* **What the task requires**:
The records are to be restated in their entirety, word for word.

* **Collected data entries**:
☆ ☆ ☆

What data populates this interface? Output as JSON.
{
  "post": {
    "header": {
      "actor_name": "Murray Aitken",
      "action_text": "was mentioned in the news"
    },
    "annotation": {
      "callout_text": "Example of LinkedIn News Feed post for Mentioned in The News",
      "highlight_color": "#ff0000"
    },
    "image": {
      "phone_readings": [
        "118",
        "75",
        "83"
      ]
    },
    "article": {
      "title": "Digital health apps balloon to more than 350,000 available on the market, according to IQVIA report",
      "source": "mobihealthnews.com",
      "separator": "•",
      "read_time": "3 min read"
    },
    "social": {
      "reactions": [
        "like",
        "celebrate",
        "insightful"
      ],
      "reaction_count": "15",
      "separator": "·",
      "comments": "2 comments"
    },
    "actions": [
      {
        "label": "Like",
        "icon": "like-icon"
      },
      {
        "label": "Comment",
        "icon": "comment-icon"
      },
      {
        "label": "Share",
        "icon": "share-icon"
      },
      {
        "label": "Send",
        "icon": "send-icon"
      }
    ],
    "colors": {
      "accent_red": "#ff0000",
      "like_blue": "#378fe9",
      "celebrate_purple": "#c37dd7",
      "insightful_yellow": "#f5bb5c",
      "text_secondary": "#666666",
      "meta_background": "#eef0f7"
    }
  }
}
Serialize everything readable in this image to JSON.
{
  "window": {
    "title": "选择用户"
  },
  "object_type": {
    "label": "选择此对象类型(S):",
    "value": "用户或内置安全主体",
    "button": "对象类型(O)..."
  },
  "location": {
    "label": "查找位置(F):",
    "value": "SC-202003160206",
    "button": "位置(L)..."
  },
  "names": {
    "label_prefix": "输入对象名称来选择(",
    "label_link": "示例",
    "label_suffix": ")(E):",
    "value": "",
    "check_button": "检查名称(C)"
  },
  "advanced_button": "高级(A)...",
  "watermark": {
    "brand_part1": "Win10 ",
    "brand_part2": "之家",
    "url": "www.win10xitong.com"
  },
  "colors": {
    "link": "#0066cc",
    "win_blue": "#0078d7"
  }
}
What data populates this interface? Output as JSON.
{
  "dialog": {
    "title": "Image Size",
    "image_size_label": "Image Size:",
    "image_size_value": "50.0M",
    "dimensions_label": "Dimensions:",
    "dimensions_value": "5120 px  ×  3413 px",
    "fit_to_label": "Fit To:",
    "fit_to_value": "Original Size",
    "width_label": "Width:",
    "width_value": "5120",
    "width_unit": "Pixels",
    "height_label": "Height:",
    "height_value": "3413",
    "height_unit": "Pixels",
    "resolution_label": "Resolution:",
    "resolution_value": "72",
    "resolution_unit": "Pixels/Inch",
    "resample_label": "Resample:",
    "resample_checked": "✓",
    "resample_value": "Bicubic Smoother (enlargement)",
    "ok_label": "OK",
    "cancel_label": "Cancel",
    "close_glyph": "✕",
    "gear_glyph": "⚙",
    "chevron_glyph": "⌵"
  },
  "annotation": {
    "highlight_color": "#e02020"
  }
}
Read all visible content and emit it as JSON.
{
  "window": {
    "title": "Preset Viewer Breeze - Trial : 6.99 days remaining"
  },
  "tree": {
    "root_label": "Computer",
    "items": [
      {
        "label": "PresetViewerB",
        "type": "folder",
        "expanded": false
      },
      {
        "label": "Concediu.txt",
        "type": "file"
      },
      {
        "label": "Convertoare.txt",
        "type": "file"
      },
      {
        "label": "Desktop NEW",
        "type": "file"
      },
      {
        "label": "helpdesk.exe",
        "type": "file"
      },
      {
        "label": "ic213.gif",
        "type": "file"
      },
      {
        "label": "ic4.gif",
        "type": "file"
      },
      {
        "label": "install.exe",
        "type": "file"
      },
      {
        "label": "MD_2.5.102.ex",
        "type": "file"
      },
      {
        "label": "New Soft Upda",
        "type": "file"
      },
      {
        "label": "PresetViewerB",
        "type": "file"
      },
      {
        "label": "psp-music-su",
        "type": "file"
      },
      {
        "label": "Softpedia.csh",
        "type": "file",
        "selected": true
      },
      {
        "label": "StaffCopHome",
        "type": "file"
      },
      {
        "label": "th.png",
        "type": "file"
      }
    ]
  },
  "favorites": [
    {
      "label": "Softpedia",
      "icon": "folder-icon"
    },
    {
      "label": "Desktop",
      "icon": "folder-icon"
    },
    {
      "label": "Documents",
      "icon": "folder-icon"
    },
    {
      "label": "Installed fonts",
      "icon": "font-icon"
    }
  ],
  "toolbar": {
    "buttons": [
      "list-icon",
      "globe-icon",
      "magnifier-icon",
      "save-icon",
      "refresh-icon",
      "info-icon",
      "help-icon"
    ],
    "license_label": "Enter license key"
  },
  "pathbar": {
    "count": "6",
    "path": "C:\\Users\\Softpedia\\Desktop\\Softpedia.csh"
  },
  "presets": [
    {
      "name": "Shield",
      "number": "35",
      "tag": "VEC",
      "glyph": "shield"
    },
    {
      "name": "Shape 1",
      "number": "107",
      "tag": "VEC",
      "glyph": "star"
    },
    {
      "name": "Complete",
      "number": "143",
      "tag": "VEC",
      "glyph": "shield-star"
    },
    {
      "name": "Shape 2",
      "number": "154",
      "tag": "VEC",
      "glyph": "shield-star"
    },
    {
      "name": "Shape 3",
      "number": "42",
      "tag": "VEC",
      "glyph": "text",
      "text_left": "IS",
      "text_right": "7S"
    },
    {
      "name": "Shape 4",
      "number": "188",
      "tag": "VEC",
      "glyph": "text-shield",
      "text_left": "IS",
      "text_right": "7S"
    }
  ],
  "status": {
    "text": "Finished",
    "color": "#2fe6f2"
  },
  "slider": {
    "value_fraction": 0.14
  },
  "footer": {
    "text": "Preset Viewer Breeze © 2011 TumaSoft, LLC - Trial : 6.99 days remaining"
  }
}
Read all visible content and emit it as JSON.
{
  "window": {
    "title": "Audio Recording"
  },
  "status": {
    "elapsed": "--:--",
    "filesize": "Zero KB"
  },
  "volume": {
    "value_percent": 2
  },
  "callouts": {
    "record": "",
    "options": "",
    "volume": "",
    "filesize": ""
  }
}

☆ ☆ ☆

* **Output below**:
What data populates this interface? Output as JSON.
{
  "post": {
    "header": {
      "actor_name": "Murray Aitken",
      "action_text": "was mentioned in the news"
    },
    "annotation": {
      "callout_text": "Example of LinkedIn News Feed post for Mentioned in The News",
      "highlight_color": "#ff0000"
    },
    "image": {
      "phone_readings": [
        "118",
        "75",
        "83"
      ]
    },
    "article": {
      "title": "Digital health apps balloon to more than 350,000 available on the market, according to IQVIA report",
      "source": "mobihealthnews.com",
      "separator": "•",
      "read_time": "3 min read"
    },
    "social": {
      "reactions": [
        "like",
        "celebrate",
        "insightful"
      ],
      "reaction_count": "15",
      "separator": "·",
      "comments": "2 comments"
    },
    "actions": [
      {
        "label": "Like",
        "icon": "like-icon"
      },
      {
        "label": "Comment",
        "icon": "comment-icon"
      },
      {
        "label": "Share",
        "icon": "share-icon"
      },
      {
        "label": "Send",
        "icon": "send-icon"
      }
    ],
    "colors": {
      "accent_red": "#ff0000",
      "like_blue": "#378fe9",
      "celebrate_purple": "#c37dd7",
      "insightful_yellow": "#f5bb5c",
      "text_secondary": "#666666",
      "meta_background": "#eef0f7"
    }
  }
}
Serialize everything readable in this image to JSON.
{
  "window": {
    "title": "选择用户"
  },
  "object_type": {
    "label": "选择此对象类型(S):",
    "value": "用户或内置安全主体",
    "button": "对象类型(O)..."
  },
  "location": {
    "label": "查找位置(F):",
    "value": "SC-202003160206",
    "button": "位置(L)..."
  },
  "names": {
    "label_prefix": "输入对象名称来选择(",
    "label_link": "示例",
    "label_suffix": ")(E):",
    "value": "",
    "check_button": "检查名称(C)"
  },
  "advanced_button": "高级(A)...",
  "watermark": {
    "brand_part1": "Win10 ",
    "brand_part2": "之家",
    "url": "www.win10xitong.com"
  },
  "colors": {
    "link": "#0066cc",
    "win_blue": "#0078d7"
  }
}
What data populates this interface? Output as JSON.
{
  "dialog": {
    "title": "Image Size",
    "image_size_label": "Image Size:",
    "image_size_value": "50.0M",
    "dimensions_label": "Dimensions:",
    "dimensions_value": "5120 px  ×  3413 px",
    "fit_to_label": "Fit To:",
    "fit_to_value": "Original Size",
    "width_label": "Width:",
    "width_value": "5120",
    "width_unit": "Pixels",
    "height_label": "Height:",
    "height_value": "3413",
    "height_unit": "Pixels",
    "resolution_label": "Resolution:",
    "resolution_value": "72",
    "resolution_unit": "Pixels/Inch",
    "resample_label": "Resample:",
    "resample_checked": "✓",
    "resample_value": "Bicubic Smoother (enlargement)",
    "ok_label": "OK",
    "cancel_label": "Cancel",
    "close_glyph": "✕",
    "gear_glyph": "⚙",
    "chevron_glyph": "⌵"
  },
  "annotation": {
    "highlight_color": "#e02020"
  }
}
Read all visible content and emit it as JSON.
{
  "window": {
    "title": "Preset Viewer Breeze - Trial : 6.99 days remaining"
  },
  "tree": {
    "root_label": "Computer",
    "items": [
      {
        "label": "PresetViewerB",
        "type": "folder",
        "expanded": false
      },
      {
        "label": "Concediu.txt",
        "type": "file"
      },
      {
        "label": "Convertoare.txt",
        "type": "file"
      },
      {
        "label": "Desktop NEW",
        "type": "file"
      },
      {
        "label": "helpdesk.exe",
        "type": "file"
      },
      {
        "label": "ic213.gif",
        "type": "file"
      },
      {
        "label": "ic4.gif",
        "type": "file"
      },
      {
        "label": "install.exe",
        "type": "file"
      },
      {
        "label": "MD_2.5.102.ex",
        "type": "file"
      },
      {
        "label": "New Soft Upda",
        "type": "file"
      },
      {
        "label": "PresetViewerB",
        "type": "file"
      },
      {
        "label": "psp-music-su",
        "type": "file"
      },
      {
        "label": "Softpedia.csh",
        "type": "file",
        "selected": true
      },
      {
        "label": "StaffCopHome",
        "type": "file"
      },
      {
        "label": "th.png",
        "type": "file"
      }
    ]
  },
  "favorites": [
    {
      "label": "Softpedia",
      "icon": "folder-icon"
    },
    {
      "label": "Desktop",
      "icon": "folder-icon"
    },
    {
      "label": "Documents",
      "icon": "folder-icon"
    },
    {
      "label": "Installed fonts",
      "icon": "font-icon"
    }
  ],
  "toolbar": {
    "buttons": [
      "list-icon",
      "globe-icon",
      "magnifier-icon",
      "save-icon",
      "refresh-icon",
      "info-icon",
      "help-icon"
    ],
    "license_label": "Enter license key"
  },
  "pathbar": {
    "count": "6",
    "path": "C:\\Users\\Softpedia\\Desktop\\Softpedia.csh"
  },
  "presets": [
    {
      "name": "Shield",
      "number": "35",
      "tag": "VEC",
      "glyph": "shield"
    },
    {
      "name": "Shape 1",
      "number": "107",
      "tag": "VEC",
      "glyph": "star"
    },
    {
      "name": "Complete",
      "number": "143",
      "tag": "VEC",
      "glyph": "shield-star"
    },
    {
      "name": "Shape 2",
      "number": "154",
      "tag": "VEC",
      "glyph": "shield-star"
    },
    {
      "name": "Shape 3",
      "number": "42",
      "tag": "VEC",
      "glyph": "text",
      "text_left": "IS",
      "text_right": "7S"
    },
    {
      "name": "Shape 4",
      "number": "188",
      "tag": "VEC",
      "glyph": "text-shield",
      "text_left": "IS",
      "text_right": "7S"
    }
  ],
  "status": {
    "text": "Finished",
    "color": "#2fe6f2"
  },
  "slider": {
    "value_fraction": 0.14
  },
  "footer": {
    "text": "Preset Viewer Breeze © 2011 TumaSoft, LLC - Trial : 6.99 days remaining"
  }
}
Read all visible content and emit it as JSON.
{
  "window": {
    "title": "Audio Recording"
  },
  "status": {
    "elapsed": "--:--",
    "filesize": "Zero KB"
  },
  "volume": {
    "value_percent": 2
  },
  "callouts": {
    "record": "",
    "options": "",
    "volume": "",
    "filesize": ""
  }
}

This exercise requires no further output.